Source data
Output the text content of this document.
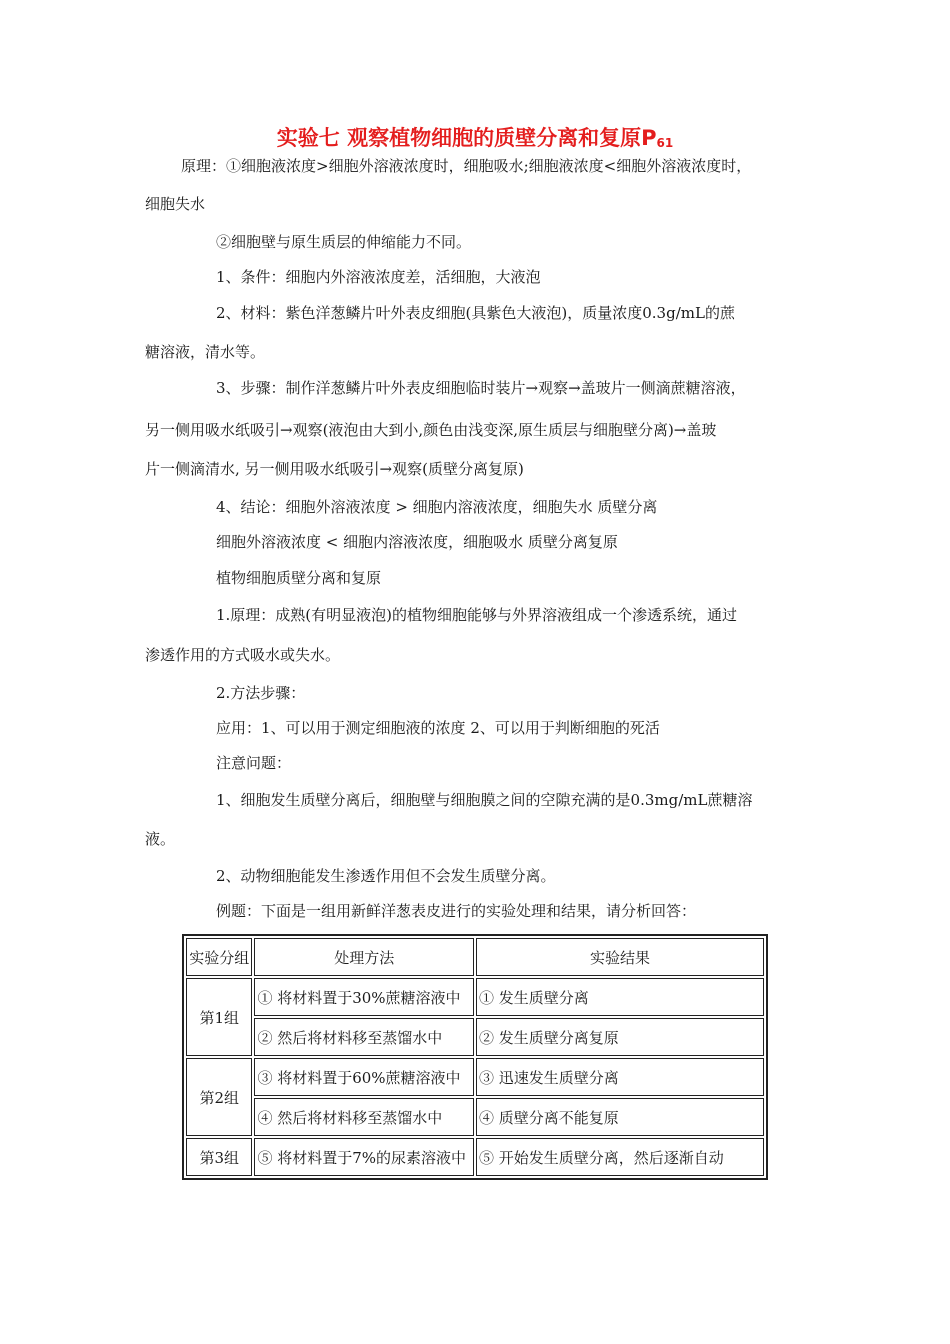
实验七 观察植物细胞的质壁分离和复原$P_{61}$
原理：①细胞液浓度>细胞外溶液浓度时，细胞吸水;细胞液浓度<细胞外溶液浓度时，
细胞失水
②细胞壁与原生质层的伸缩能力不同。
1、条件：细胞内外溶液浓度差，活细胞，大液泡
2、材料：紫色洋葱鳞片叶外表皮细胞(具紫色大液泡)，质量浓度0.3g/mL的蔗
糖溶液，清水等。
3、步骤：制作洋葱鳞片叶外表皮细胞临时装片→观察→盖玻片一侧滴蔗糖溶液，
另一侧用吸水纸吸引→观察(液泡由大到小,颜色由浅变深,原生质层与细胞壁分离)→盖玻
片一侧滴清水, 另一侧用吸水纸吸引→观察(质壁分离复原)
4、结论：细胞外溶液浓度 > 细胞内溶液浓度，细胞失水 质壁分离
细胞外溶液浓度 < 细胞内溶液浓度，细胞吸水 质壁分离复原
植物细胞质壁分离和复原
1.原理：成熟(有明显液泡)的植物细胞能够与外界溶液组成一个渗透系统，通过
渗透作用的方式吸水或失水。
2.方法步骤：
应用：1、可以用于测定细胞液的浓度 2、可以用于判断细胞的死活
注意问题：
1、细胞发生质壁分离后，细胞壁与细胞膜之间的空隙充满的是0.3mg/mL蔗糖溶
液。
2、动物细胞能发生渗透作用但不会发生质壁分离。
例题：下面是一组用新鲜洋葱表皮进行的实验处理和结果，请分析回答：
实验分组	处理方法	实验结果
第1组	① 将材料置于30%蔗糖溶液中	① 发生质壁分离
	② 然后将材料移至蒸馏水中	② 发生质壁分离复原
第2组	③ 将材料置于60%蔗糖溶液中	③ 迅速发生质壁分离
	④ 然后将材料移至蒸馏水中	④ 质壁分离不能复原
第3组	⑤ 将材料置于7%的尿素溶液中	⑤ 开始发生质壁分离，然后逐渐自动
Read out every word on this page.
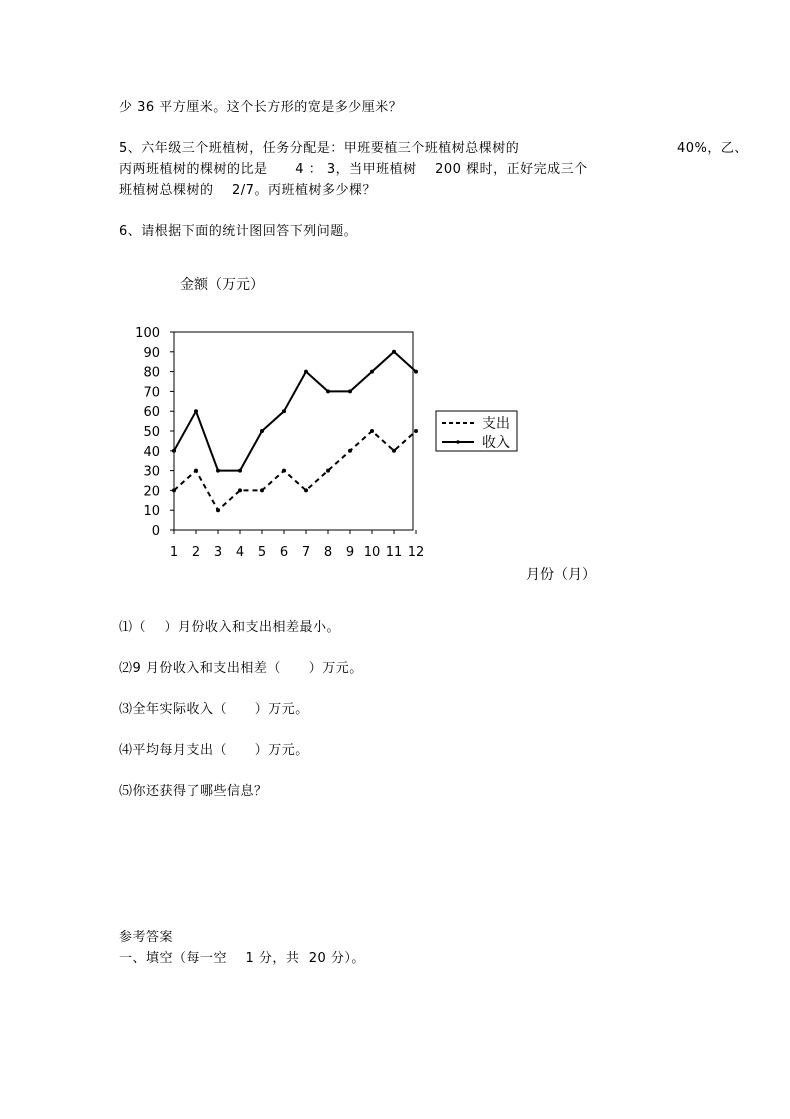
少 36 平方厘米。这个长方形的宽是多少厘米？
5、六年级三个班植树，任务分配是：甲班要植三个班植树总棵树的	40%，乙、
丙两班植树的棵树的比是      4 ： 3，当甲班植树    200 棵时，正好完成三个
班植树总棵树的    2/7。丙班植树多少棵？
6、请根据下面的统计图回答下列问题。
金额（万元）
0
10
20
30
40
50
60
70
80
90
100
1 2 3 4 5 6 7 8 9 10 11 12
支出
收入
月份（月）
⑴（    ）月份收入和支出相差最小。
⑵9 月份收入和支出相差（      ）万元。
⑶全年实际收入（      ）万元。
⑷平均每月支出（      ）万元。
⑸你还获得了哪些信息？
参考答案
一、填空（每一空    1 分，共  20 分）。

-- EXERCISE BRIEF --
Restate the entire listing word for word, excluding pictures.

-- OUTPUT OF THE EXERCISE --
Output the text content of this document.
实验七 观察植物细胞的质壁分离和复原$P_{61}$
原理：①细胞液浓度>细胞外溶液浓度时，细胞吸水;细胞液浓度<细胞外溶液浓度时，
细胞失水
②细胞壁与原生质层的伸缩能力不同。
1、条件：细胞内外溶液浓度差，活细胞，大液泡
2、材料：紫色洋葱鳞片叶外表皮细胞(具紫色大液泡)，质量浓度0.3g/mL的蔗
糖溶液，清水等。
3、步骤：制作洋葱鳞片叶外表皮细胞临时装片→观察→盖玻片一侧滴蔗糖溶液，
另一侧用吸水纸吸引→观察(液泡由大到小,颜色由浅变深,原生质层与细胞壁分离)→盖玻
片一侧滴清水, 另一侧用吸水纸吸引→观察(质壁分离复原)
4、结论：细胞外溶液浓度 > 细胞内溶液浓度，细胞失水 质壁分离
细胞外溶液浓度 < 细胞内溶液浓度，细胞吸水 质壁分离复原
植物细胞质壁分离和复原
1.原理：成熟(有明显液泡)的植物细胞能够与外界溶液组成一个渗透系统，通过
渗透作用的方式吸水或失水。
2.方法步骤：
应用：1、可以用于测定细胞液的浓度 2、可以用于判断细胞的死活
注意问题：
1、细胞发生质壁分离后，细胞壁与细胞膜之间的空隙充满的是0.3mg/mL蔗糖溶
液。
2、动物细胞能发生渗透作用但不会发生质壁分离。
例题：下面是一组用新鲜洋葱表皮进行的实验处理和结果，请分析回答：
实验分组	处理方法	实验结果
第1组	① 将材料置于30%蔗糖溶液中	① 发生质壁分离
	② 然后将材料移至蒸馏水中	② 发生质壁分离复原
第2组	③ 将材料置于60%蔗糖溶液中	③ 迅速发生质壁分离
	④ 然后将材料移至蒸馏水中	④ 质壁分离不能复原
第3组	⑤ 将材料置于7%的尿素溶液中	⑤ 开始发生质壁分离，然后逐渐自动
Read out every word on this page.
少 36 平方厘米。这个长方形的宽是多少厘米？
5、六年级三个班植树，任务分配是：甲班要植三个班植树总棵树的	40%，乙、
丙两班植树的棵树的比是      4 ： 3，当甲班植树    200 棵时，正好完成三个
班植树总棵树的    2/7。丙班植树多少棵？
6、请根据下面的统计图回答下列问题。
金额（万元）
0
10
20
30
40
50
60
70
80
90
100
1 2 3 4 5 6 7 8 9 10 11 12
支出
收入
月份（月）
⑴（    ）月份收入和支出相差最小。
⑵9 月份收入和支出相差（      ）万元。
⑶全年实际收入（      ）万元。
⑷平均每月支出（      ）万元。
⑸你还获得了哪些信息？
参考答案
一、填空（每一空    1 分，共  20 分）。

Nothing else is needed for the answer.